> **EXERCISE OBJECTIVE**: The data below should be restated word for word, with every picture omitted.

> **EXTRACTED DATA**:
..............................
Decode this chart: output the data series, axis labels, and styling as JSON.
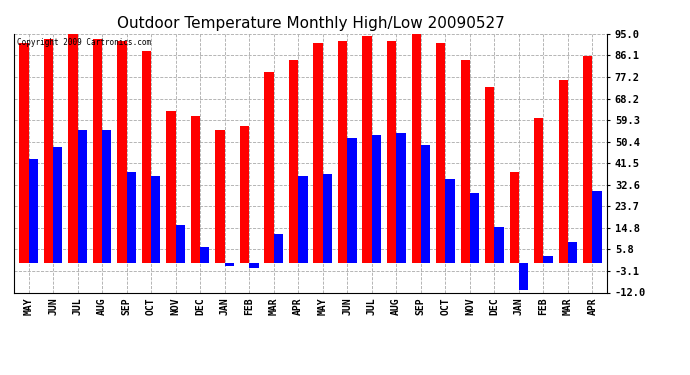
{
  "title": "Outdoor Temperature Monthly High/Low 20090527",
  "copyright": "Copyright 2009 Cartronics.com",
  "labels": [
    "MAY",
    "JUN",
    "JUL",
    "AUG",
    "SEP",
    "OCT",
    "NOV",
    "DEC",
    "JAN",
    "FEB",
    "MAR",
    "APR",
    "MAY",
    "JUN",
    "JUL",
    "AUG",
    "SEP",
    "OCT",
    "NOV",
    "DEC",
    "JAN",
    "FEB",
    "MAR",
    "APR"
  ],
  "highs": [
    91,
    93,
    95,
    93,
    92,
    88,
    63,
    61,
    55,
    57,
    79,
    84,
    91,
    92,
    94,
    92,
    95,
    91,
    84,
    73,
    38,
    60,
    76,
    86
  ],
  "lows": [
    43,
    48,
    55,
    55,
    38,
    36,
    16,
    7,
    -1,
    -2,
    12,
    36,
    37,
    52,
    53,
    54,
    49,
    35,
    29,
    15,
    -11,
    3,
    9,
    30
  ],
  "ymin": -12.0,
  "ymax": 95.0,
  "yticks": [
    95.0,
    86.1,
    77.2,
    68.2,
    59.3,
    50.4,
    41.5,
    32.6,
    23.7,
    14.8,
    5.8,
    -3.1,
    -12.0
  ],
  "bar_width": 0.38,
  "high_color": "#FF0000",
  "low_color": "#0000FF",
  "background_color": "#FFFFFF",
  "grid_color": "#AAAAAA",
  "title_fontsize": 11,
  "label_fontsize": 7,
  "ytick_fontsize": 7.5
}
..............................
> **COMPLETE ANSWER**:
Decode this chart: output the data series, axis labels, and styling as JSON.
{
  "title": "Outdoor Temperature Monthly High/Low 20090527",
  "copyright": "Copyright 2009 Cartronics.com",
  "labels": [
    "MAY",
    "JUN",
    "JUL",
    "AUG",
    "SEP",
    "OCT",
    "NOV",
    "DEC",
    "JAN",
    "FEB",
    "MAR",
    "APR",
    "MAY",
    "JUN",
    "JUL",
    "AUG",
    "SEP",
    "OCT",
    "NOV",
    "DEC",
    "JAN",
    "FEB",
    "MAR",
    "APR"
  ],
  "highs": [
    91,
    93,
    95,
    93,
    92,
    88,
    63,
    61,
    55,
    57,
    79,
    84,
    91,
    92,
    94,
    92,
    95,
    91,
    84,
    73,
    38,
    60,
    76,
    86
  ],
  "lows": [
    43,
    48,
    55,
    55,
    38,
    36,
    16,
    7,
    -1,
    -2,
    12,
    36,
    37,
    52,
    53,
    54,
    49,
    35,
    29,
    15,
    -11,
    3,
    9,
    30
  ],
  "ymin": -12.0,
  "ymax": 95.0,
  "yticks": [
    95.0,
    86.1,
    77.2,
    68.2,
    59.3,
    50.4,
    41.5,
    32.6,
    23.7,
    14.8,
    5.8,
    -3.1,
    -12.0
  ],
  "bar_width": 0.38,
  "high_color": "#FF0000",
  "low_color": "#0000FF",
  "background_color": "#FFFFFF",
  "grid_color": "#AAAAAA",
  "title_fontsize": 11,
  "label_fontsize": 7,
  "ytick_fontsize": 7.5
}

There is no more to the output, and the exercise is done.